Data entries:
-- START --

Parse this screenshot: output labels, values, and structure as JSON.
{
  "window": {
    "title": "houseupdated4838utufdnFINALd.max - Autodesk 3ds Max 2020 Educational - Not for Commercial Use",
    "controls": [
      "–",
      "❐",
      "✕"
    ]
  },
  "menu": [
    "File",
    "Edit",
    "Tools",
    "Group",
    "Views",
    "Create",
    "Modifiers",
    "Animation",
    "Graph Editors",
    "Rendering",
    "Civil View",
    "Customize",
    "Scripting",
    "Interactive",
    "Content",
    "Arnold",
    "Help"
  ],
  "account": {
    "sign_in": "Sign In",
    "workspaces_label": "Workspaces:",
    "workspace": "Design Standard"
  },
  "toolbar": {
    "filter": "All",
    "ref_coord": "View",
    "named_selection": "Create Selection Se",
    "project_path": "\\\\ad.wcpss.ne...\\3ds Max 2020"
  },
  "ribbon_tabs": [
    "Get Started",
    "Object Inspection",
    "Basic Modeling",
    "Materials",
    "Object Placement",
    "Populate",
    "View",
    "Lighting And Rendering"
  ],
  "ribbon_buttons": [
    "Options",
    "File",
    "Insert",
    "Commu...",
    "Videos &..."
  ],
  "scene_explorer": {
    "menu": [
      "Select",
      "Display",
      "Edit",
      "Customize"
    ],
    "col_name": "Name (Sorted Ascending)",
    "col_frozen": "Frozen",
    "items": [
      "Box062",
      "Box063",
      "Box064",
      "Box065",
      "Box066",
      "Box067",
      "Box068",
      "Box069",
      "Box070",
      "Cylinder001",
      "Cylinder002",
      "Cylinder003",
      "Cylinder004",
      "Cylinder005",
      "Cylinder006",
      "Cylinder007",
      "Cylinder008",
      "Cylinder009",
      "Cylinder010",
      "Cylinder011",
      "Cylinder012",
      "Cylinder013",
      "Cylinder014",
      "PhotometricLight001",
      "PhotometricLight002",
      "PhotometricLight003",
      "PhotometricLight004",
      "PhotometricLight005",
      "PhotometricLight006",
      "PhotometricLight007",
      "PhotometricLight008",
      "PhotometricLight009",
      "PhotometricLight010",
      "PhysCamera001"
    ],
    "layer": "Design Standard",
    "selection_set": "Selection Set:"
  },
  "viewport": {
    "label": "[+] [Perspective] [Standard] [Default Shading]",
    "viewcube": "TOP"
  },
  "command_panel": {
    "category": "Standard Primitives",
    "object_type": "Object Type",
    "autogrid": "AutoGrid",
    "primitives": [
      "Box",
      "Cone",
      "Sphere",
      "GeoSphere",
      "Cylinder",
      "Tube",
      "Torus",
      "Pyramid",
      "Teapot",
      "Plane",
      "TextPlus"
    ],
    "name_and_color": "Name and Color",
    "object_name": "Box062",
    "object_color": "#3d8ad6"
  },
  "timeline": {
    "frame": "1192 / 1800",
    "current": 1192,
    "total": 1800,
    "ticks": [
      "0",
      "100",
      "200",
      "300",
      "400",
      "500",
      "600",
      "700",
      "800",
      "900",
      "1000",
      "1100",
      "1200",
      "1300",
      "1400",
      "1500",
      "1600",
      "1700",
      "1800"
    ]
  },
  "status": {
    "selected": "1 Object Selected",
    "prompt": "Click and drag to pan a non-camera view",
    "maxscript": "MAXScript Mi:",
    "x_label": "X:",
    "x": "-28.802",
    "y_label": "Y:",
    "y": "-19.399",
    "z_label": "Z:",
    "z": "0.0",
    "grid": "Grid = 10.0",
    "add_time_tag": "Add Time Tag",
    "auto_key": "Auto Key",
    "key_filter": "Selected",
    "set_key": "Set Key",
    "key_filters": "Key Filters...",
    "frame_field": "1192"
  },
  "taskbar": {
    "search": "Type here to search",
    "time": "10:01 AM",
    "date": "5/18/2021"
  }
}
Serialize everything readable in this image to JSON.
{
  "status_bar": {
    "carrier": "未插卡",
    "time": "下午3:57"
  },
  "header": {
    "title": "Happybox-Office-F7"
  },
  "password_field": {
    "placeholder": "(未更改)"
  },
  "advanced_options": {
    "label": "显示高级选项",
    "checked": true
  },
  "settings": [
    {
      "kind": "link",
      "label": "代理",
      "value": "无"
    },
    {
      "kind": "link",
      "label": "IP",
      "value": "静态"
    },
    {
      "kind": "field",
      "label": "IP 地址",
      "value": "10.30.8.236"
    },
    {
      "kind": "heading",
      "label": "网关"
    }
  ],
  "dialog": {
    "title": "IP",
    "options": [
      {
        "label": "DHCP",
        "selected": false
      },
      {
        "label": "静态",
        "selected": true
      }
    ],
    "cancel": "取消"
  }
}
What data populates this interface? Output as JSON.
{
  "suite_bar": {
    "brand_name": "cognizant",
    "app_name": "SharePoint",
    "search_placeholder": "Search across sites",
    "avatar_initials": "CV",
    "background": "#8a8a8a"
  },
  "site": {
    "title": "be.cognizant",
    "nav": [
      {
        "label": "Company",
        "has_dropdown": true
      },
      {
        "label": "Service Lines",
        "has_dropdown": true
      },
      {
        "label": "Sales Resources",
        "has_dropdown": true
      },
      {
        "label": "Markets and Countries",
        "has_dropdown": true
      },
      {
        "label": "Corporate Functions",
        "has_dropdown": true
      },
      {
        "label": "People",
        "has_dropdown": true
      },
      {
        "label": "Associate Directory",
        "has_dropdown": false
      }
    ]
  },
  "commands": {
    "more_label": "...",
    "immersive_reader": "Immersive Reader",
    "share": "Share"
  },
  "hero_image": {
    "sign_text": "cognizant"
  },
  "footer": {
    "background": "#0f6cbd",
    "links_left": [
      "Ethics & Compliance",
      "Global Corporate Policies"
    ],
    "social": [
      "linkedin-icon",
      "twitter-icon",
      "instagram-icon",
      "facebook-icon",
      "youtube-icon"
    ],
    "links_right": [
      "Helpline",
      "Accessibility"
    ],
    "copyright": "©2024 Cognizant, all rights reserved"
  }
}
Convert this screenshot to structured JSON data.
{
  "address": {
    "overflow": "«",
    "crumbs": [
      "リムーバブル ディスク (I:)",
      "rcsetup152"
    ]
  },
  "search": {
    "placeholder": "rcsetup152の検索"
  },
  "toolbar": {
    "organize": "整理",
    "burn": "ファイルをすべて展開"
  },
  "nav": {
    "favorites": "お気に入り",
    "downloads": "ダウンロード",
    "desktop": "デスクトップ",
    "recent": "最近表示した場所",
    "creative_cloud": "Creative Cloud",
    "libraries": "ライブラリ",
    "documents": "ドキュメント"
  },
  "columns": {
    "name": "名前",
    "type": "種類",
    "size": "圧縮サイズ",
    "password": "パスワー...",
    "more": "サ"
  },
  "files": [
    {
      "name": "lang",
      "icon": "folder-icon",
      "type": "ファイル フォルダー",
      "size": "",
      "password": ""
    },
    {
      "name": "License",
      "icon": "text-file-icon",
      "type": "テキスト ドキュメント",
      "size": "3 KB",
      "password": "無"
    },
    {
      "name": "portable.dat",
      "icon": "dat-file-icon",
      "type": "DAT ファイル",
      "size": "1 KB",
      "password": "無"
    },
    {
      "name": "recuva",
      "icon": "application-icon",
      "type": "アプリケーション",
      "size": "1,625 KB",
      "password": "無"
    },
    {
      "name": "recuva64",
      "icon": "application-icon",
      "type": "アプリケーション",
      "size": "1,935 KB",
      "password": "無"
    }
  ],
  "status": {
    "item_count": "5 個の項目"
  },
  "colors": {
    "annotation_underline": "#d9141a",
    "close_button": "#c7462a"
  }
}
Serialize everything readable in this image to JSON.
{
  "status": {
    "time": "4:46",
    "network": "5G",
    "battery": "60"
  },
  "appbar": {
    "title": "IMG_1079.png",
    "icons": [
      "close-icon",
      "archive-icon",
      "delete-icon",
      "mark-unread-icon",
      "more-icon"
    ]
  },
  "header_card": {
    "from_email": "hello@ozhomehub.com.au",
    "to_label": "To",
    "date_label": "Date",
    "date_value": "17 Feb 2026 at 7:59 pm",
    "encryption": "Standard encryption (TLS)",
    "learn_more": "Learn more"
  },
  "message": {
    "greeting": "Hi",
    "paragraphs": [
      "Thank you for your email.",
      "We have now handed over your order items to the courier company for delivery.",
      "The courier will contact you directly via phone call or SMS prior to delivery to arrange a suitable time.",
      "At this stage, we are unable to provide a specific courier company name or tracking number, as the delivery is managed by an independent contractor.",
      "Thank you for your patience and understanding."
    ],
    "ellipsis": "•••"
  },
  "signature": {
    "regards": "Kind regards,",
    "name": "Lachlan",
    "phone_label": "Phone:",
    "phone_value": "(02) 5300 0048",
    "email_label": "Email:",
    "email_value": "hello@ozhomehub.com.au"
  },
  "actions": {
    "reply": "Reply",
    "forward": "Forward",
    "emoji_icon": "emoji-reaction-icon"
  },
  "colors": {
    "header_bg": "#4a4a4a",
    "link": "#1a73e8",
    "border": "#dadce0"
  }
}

-- END --

_TASK OBJECTIVE_: Read the entries above, then pull out the lines that include "title".

_RESULT_:
    "title": "houseupdated4838utufdnFINALd.max - Autodesk 3ds Max 2020 Educational - Not for Commercial Use",
    "title": "Happybox-Office-F7"
    "title": "IP",
    "title": "be.cognizant",
    "title": "IMG_1079.png",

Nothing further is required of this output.